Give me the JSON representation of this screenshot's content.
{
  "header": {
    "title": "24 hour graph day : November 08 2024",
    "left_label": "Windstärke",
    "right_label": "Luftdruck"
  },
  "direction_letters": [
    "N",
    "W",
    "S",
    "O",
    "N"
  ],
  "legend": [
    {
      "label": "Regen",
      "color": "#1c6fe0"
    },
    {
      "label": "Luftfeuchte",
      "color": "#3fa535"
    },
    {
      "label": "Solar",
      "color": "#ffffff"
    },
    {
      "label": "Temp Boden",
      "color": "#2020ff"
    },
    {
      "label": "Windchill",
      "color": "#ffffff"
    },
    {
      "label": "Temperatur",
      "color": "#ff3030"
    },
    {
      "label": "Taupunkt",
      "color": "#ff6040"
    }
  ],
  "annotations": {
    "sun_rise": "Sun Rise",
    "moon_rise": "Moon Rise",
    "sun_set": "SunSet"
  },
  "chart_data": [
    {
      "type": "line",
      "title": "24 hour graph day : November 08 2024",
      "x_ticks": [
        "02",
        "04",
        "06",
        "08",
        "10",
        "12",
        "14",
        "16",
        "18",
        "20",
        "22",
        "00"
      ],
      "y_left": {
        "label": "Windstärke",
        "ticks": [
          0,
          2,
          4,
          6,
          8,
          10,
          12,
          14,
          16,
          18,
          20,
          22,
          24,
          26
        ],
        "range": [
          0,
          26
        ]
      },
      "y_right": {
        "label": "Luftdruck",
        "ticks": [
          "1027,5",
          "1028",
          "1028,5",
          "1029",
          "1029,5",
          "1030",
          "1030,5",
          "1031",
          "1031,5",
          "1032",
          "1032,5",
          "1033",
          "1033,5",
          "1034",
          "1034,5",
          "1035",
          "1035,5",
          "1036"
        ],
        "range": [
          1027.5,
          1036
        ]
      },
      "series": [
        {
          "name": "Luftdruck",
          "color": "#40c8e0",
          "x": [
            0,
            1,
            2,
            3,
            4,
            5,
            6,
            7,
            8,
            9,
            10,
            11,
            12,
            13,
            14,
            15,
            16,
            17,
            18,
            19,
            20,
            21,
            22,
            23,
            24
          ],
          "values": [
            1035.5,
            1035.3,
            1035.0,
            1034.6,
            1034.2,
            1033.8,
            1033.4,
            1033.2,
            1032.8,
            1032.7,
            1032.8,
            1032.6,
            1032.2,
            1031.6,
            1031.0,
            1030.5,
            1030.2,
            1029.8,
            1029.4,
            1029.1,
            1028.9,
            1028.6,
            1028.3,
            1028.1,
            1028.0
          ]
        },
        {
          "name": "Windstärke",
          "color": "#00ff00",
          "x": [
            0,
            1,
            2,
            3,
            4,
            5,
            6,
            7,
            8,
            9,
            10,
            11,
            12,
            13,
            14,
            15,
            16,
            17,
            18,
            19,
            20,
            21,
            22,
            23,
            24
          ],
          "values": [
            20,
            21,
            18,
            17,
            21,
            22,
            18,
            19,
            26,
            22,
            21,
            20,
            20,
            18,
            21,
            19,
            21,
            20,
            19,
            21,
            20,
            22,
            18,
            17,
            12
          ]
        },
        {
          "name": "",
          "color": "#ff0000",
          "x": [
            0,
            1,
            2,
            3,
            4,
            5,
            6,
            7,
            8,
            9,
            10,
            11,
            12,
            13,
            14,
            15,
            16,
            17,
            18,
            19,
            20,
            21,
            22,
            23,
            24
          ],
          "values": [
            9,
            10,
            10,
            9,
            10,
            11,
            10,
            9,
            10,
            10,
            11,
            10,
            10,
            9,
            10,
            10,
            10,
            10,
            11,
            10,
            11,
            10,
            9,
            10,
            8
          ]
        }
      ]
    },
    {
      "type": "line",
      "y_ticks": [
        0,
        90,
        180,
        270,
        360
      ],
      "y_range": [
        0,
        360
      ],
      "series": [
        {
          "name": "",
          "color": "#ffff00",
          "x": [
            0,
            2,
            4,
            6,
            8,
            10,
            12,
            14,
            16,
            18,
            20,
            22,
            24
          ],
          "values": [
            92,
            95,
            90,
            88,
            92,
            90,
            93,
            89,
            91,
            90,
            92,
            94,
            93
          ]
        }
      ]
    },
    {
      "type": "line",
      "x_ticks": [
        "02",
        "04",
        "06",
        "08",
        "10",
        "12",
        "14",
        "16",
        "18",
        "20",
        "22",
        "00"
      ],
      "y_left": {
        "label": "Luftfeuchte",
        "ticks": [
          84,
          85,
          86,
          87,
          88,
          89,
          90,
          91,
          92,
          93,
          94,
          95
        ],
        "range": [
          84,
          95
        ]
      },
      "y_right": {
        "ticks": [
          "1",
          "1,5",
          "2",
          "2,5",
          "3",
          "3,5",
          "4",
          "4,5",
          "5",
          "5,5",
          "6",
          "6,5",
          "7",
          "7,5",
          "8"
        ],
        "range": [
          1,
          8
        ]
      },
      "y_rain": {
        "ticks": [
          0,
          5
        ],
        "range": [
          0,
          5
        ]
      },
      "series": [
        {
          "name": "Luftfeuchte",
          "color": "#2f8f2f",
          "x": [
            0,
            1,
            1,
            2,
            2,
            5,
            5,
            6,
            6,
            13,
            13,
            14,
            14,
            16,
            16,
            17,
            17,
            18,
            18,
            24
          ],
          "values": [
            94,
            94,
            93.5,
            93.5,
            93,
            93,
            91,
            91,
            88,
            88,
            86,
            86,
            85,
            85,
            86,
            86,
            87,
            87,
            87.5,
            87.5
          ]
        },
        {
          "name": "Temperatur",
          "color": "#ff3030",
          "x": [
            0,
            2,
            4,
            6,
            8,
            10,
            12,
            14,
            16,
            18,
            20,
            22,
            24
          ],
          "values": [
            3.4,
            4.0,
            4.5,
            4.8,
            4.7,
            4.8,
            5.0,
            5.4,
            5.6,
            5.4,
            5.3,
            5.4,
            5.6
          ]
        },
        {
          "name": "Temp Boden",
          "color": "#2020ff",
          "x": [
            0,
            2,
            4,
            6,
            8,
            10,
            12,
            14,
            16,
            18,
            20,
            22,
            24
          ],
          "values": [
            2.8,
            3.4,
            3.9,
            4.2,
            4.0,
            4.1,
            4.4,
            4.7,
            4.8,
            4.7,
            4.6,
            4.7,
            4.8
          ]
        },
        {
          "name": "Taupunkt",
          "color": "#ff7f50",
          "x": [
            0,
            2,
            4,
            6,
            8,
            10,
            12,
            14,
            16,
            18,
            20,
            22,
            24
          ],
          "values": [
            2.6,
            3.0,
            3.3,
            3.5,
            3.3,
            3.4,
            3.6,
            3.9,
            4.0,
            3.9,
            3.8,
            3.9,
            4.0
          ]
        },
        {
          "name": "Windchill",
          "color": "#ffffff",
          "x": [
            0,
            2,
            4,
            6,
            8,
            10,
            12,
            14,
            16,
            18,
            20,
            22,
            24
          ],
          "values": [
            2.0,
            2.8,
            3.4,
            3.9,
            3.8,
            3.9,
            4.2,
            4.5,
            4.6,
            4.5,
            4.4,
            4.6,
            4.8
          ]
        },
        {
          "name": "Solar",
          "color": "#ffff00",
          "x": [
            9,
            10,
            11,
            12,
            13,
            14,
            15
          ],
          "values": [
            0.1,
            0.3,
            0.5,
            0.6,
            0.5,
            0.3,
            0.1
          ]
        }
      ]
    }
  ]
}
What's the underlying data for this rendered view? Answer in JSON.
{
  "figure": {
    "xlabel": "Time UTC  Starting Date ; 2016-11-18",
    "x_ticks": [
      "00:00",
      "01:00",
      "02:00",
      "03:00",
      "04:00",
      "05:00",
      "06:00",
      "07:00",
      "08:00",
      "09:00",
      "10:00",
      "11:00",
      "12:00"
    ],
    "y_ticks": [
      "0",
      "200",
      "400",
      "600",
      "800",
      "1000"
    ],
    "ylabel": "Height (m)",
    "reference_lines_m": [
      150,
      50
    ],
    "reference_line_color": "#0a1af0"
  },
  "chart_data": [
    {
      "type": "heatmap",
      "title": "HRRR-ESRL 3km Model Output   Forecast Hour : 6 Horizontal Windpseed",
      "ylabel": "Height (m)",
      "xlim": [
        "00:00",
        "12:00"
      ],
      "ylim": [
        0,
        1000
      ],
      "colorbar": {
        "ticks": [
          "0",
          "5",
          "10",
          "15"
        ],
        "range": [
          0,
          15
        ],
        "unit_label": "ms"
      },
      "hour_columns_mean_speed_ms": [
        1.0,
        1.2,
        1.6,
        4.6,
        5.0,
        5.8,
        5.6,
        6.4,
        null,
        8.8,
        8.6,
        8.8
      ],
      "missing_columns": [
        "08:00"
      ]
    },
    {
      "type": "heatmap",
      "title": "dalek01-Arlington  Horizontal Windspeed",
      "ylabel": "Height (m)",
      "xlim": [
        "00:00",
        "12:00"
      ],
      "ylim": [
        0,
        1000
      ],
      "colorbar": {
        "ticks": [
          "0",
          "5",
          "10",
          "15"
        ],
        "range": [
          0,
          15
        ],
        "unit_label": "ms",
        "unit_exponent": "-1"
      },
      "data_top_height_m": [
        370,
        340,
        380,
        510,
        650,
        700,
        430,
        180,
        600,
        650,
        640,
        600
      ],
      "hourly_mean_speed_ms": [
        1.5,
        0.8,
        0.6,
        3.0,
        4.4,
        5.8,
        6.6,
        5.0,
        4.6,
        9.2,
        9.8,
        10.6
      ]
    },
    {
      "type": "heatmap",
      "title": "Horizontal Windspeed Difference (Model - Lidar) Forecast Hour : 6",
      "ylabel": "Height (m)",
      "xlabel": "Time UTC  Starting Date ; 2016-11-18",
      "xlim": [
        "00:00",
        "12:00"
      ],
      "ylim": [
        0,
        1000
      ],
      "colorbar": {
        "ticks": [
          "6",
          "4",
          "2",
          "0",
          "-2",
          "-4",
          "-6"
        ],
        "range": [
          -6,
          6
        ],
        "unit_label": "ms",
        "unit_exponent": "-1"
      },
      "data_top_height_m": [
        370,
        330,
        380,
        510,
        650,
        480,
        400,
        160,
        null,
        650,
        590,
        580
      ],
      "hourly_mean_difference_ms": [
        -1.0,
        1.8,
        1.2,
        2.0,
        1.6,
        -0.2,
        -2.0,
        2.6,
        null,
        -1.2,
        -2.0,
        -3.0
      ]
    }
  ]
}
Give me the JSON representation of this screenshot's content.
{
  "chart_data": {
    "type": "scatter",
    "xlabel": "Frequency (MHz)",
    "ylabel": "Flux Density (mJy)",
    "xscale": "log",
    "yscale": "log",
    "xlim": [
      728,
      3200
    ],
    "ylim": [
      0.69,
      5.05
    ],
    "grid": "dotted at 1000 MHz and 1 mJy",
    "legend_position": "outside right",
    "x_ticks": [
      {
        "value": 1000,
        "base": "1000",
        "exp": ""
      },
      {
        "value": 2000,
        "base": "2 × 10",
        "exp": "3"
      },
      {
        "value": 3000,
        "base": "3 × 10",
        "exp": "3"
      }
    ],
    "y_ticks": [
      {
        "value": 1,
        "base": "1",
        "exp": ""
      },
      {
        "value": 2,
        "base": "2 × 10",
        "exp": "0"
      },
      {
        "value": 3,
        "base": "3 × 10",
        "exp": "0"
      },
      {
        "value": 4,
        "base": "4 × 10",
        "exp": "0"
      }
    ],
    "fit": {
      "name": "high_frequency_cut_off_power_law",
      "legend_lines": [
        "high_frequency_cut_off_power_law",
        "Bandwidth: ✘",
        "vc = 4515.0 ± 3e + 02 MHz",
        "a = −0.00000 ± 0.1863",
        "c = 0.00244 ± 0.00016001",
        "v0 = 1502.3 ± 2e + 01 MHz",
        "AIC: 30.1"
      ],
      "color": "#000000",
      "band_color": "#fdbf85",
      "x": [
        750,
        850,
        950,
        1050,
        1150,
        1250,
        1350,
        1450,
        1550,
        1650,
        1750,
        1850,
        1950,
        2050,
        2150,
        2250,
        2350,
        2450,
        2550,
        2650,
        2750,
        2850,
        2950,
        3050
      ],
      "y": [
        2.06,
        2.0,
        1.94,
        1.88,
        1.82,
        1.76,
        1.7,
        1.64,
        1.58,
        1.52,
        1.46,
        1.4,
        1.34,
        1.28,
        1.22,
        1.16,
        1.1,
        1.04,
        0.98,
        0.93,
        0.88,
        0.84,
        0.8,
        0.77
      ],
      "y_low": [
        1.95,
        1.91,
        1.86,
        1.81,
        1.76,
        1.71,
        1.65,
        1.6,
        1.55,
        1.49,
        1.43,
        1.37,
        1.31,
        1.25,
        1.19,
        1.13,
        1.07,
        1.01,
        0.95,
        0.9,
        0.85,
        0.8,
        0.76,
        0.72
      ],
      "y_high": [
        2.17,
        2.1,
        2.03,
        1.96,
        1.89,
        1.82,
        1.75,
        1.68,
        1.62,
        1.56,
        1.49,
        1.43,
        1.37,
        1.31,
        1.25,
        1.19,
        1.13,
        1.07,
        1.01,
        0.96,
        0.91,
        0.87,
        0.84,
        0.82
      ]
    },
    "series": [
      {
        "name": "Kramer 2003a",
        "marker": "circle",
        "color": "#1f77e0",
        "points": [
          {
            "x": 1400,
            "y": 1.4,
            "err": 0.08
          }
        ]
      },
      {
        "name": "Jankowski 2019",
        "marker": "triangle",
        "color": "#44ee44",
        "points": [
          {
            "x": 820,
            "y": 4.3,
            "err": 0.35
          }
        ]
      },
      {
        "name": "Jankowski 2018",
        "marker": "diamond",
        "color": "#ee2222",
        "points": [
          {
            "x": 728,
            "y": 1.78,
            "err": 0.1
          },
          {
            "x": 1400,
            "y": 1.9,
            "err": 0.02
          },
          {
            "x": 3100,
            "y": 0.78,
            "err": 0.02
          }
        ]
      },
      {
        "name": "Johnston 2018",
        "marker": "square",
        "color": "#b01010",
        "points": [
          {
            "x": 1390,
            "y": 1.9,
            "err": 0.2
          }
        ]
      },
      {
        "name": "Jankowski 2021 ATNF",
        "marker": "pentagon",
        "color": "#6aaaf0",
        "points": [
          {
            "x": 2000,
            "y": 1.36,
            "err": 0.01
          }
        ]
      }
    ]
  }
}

> _Exercise requirements_
Filter the listing for the word "Model" and copy every line that holds it.

> _Written solution_
      "title": "HRRR-ESRL 3km Model Output   Forecast Hour : 6 Horizontal Windpseed",
      "title": "Horizontal Windspeed Difference (Model - Lidar) Forecast Hour : 6",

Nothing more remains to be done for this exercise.